[Problem statement]: Copy every line of the records below that holds the word "مثلث".

Collected data:
* start *

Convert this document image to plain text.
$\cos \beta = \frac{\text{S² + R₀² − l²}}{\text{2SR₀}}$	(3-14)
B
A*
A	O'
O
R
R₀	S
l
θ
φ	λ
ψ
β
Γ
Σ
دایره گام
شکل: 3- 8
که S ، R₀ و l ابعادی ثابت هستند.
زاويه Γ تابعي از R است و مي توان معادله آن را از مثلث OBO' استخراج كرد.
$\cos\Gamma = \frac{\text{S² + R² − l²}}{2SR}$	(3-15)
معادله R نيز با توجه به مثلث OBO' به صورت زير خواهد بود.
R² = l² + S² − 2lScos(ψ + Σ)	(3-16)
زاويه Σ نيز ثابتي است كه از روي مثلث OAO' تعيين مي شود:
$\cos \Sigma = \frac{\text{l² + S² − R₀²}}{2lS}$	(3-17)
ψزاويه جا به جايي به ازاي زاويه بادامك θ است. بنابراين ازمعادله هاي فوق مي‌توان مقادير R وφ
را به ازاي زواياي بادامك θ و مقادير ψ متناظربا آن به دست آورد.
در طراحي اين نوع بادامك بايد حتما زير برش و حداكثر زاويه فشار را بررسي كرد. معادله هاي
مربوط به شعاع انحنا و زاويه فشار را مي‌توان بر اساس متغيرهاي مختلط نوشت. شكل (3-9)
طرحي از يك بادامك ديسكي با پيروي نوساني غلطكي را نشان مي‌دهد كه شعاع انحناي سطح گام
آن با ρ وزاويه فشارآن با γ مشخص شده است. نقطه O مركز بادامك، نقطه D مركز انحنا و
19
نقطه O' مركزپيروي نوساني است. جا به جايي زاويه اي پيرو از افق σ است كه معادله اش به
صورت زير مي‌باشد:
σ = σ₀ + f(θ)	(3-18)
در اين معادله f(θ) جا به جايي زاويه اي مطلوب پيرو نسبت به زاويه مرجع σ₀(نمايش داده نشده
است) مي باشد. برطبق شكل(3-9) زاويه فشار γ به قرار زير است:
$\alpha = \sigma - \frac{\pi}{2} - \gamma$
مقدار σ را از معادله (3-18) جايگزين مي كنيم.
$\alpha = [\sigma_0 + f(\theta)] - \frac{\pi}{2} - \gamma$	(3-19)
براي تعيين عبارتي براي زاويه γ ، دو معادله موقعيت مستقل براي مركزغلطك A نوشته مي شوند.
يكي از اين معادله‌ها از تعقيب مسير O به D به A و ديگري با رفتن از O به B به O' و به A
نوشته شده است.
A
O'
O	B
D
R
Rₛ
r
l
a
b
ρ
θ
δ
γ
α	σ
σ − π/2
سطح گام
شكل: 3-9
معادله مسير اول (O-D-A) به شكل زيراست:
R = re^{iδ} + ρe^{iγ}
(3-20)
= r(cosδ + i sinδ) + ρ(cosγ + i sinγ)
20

* end *

[Finished exercise]:
زاويه Γ تابعي از R است و مي توان معادله آن را از مثلث OBO' استخراج كرد.
معادله R نيز با توجه به مثلث OBO' به صورت زير خواهد بود.
زاويه Σ نيز ثابتي است كه از روي مثلث OAO' تعيين مي شود:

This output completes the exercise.